* [PROVIDED ENTRIES]
────────────────

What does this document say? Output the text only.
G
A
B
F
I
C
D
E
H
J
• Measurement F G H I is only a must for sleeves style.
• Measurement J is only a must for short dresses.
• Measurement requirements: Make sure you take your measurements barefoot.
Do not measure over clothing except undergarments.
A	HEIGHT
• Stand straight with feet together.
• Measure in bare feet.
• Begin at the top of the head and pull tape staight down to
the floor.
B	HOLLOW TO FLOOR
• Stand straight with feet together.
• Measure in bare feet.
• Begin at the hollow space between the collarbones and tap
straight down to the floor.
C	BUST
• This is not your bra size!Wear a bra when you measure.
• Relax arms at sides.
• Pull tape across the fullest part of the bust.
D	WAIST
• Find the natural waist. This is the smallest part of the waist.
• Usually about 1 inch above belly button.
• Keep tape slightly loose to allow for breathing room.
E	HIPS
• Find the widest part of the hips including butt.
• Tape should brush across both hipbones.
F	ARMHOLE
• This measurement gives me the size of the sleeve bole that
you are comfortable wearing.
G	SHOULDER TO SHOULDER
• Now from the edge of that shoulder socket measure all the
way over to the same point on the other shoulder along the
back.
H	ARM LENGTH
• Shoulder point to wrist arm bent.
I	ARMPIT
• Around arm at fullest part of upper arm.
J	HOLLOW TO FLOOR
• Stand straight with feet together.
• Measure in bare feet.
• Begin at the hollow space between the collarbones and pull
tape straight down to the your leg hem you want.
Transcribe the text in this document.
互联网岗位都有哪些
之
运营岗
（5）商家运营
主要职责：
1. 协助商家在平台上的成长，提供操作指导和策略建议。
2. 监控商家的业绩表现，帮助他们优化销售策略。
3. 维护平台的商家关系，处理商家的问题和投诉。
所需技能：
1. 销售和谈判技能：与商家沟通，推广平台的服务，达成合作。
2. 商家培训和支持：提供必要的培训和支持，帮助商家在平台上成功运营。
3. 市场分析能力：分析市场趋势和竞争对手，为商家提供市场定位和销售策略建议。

────────────────

* [WHAT THE TASK REQUIRES] Find each line holding "your". Copy it out.

* [THE RESULT]
• Measurement requirements: Make sure you take your measurements barefoot.
• This is not your bra size!Wear a bra when you measure.
tape straight down to the your leg hem you want.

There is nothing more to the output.